*** Opening Extracted entries ***
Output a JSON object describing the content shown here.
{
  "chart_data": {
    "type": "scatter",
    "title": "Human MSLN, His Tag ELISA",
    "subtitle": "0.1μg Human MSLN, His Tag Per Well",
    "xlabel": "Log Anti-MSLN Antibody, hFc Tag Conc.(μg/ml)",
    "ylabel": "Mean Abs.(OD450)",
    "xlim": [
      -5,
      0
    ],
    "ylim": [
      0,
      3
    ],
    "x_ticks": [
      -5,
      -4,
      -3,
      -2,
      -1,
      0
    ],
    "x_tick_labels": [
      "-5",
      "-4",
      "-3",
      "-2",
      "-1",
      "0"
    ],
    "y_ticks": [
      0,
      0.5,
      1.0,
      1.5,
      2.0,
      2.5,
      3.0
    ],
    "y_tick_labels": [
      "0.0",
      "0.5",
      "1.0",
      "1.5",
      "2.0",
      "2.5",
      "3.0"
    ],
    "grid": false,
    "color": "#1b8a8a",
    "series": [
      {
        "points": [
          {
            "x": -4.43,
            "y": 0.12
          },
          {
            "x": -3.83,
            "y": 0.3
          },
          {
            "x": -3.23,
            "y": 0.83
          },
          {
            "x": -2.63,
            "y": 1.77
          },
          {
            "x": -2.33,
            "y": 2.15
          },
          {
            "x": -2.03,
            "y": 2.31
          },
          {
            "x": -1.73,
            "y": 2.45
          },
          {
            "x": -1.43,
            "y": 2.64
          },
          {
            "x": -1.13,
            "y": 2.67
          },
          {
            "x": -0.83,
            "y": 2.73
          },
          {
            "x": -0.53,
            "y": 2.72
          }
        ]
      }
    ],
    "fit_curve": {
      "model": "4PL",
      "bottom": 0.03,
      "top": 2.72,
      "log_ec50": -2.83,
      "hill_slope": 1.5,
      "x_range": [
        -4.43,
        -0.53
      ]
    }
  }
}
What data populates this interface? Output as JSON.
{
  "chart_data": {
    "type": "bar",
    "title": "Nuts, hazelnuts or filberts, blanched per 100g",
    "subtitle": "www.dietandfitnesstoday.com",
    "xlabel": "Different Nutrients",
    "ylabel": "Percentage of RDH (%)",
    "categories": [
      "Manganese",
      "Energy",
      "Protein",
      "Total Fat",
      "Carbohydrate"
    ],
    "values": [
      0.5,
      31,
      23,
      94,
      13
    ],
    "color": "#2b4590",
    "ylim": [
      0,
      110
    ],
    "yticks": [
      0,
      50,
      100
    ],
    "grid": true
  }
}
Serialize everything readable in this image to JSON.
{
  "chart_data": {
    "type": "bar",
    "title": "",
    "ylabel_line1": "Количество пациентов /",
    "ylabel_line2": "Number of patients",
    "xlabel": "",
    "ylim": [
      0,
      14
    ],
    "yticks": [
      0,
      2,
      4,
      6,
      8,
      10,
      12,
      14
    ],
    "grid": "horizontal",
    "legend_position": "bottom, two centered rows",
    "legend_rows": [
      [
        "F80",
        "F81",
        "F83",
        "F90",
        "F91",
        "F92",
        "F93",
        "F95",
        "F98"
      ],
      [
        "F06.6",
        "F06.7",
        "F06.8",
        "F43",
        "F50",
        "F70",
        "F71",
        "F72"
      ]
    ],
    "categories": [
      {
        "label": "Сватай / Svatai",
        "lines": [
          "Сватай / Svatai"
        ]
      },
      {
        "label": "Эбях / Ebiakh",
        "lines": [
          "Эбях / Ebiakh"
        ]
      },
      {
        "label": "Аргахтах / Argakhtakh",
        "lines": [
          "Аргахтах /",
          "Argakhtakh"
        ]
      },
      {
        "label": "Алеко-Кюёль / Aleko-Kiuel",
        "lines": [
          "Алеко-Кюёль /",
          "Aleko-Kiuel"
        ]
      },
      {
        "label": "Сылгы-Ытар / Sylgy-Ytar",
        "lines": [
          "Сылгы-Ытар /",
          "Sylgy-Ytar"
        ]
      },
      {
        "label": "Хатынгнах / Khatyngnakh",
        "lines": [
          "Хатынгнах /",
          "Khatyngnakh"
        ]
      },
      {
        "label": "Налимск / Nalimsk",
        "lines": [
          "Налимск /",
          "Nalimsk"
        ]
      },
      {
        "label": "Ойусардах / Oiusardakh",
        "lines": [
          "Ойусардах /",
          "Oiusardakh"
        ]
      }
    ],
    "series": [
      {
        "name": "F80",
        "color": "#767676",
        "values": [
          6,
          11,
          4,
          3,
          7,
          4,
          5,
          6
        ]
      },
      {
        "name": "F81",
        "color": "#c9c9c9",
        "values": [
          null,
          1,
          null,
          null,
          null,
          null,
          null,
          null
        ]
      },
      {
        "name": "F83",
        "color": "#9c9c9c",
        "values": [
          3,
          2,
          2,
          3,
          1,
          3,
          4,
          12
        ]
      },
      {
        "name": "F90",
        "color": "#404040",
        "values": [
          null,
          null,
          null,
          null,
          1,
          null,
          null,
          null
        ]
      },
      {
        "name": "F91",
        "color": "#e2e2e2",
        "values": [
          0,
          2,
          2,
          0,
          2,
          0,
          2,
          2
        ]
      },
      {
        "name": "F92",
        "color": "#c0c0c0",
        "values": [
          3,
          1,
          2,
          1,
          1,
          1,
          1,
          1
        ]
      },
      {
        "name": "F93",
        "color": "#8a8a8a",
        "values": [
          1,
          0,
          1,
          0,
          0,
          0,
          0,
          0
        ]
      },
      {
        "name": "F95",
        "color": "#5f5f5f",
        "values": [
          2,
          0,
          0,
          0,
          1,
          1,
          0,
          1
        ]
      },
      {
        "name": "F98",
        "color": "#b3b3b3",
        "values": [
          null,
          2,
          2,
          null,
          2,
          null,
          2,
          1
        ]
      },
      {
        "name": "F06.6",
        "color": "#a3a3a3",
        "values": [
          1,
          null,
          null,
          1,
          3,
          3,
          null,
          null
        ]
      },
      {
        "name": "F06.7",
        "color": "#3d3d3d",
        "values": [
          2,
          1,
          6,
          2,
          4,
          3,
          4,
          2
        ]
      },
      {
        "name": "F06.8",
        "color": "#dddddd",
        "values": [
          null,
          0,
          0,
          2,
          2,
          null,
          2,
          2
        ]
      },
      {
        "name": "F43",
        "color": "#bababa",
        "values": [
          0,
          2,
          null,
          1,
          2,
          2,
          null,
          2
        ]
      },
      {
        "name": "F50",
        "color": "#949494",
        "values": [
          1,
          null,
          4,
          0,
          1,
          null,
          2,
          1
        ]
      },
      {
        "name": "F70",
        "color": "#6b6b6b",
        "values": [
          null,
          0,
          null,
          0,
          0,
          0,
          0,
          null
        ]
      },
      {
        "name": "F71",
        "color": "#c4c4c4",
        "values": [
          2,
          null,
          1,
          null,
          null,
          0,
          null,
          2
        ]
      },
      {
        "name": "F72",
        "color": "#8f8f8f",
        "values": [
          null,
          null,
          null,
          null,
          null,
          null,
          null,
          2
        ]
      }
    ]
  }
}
*** Closing Extracted entries ***
▶ **Task brief**
Go through the data and show each line that holds "Khatyngnakh".

▶ **Answer to the problem**
        "label": "Хатынгнах / Khatyngnakh",
          "Khatyngnakh"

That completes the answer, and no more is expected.